■ Task to complete
List the lines of this listing that hold the word "использованием".

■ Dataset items
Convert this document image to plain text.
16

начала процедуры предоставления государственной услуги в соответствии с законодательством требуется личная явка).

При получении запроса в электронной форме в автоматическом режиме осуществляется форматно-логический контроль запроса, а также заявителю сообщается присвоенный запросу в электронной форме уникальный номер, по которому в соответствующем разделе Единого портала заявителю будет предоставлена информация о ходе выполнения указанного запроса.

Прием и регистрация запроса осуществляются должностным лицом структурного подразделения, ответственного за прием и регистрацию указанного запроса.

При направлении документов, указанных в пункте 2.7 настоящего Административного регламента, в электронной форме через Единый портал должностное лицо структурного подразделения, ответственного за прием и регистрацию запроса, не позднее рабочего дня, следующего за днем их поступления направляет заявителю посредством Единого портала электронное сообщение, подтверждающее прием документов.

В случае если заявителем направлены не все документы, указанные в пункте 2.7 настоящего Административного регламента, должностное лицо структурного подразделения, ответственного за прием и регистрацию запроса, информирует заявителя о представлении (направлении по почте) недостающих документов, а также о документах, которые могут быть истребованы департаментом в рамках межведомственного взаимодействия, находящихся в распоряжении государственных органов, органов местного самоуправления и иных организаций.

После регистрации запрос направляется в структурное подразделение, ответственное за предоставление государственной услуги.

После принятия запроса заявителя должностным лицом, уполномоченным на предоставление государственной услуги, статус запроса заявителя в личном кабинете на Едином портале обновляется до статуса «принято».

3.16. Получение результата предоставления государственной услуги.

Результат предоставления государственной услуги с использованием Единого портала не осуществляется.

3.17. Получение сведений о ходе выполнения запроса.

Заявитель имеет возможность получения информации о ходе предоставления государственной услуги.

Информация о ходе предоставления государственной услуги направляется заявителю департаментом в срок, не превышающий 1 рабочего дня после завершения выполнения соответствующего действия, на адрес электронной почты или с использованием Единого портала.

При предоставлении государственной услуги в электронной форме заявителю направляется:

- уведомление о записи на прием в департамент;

■ Final result
Результат предоставления государственной услуги с использованием Единого портала не осуществляется.
Информация о ходе предоставления государственной услуги направляется заявителю департаментом в срок, не превышающий 1 рабочего дня после завершения выполнения соответствующего действия, на адрес электронной почты или с использованием Единого портала.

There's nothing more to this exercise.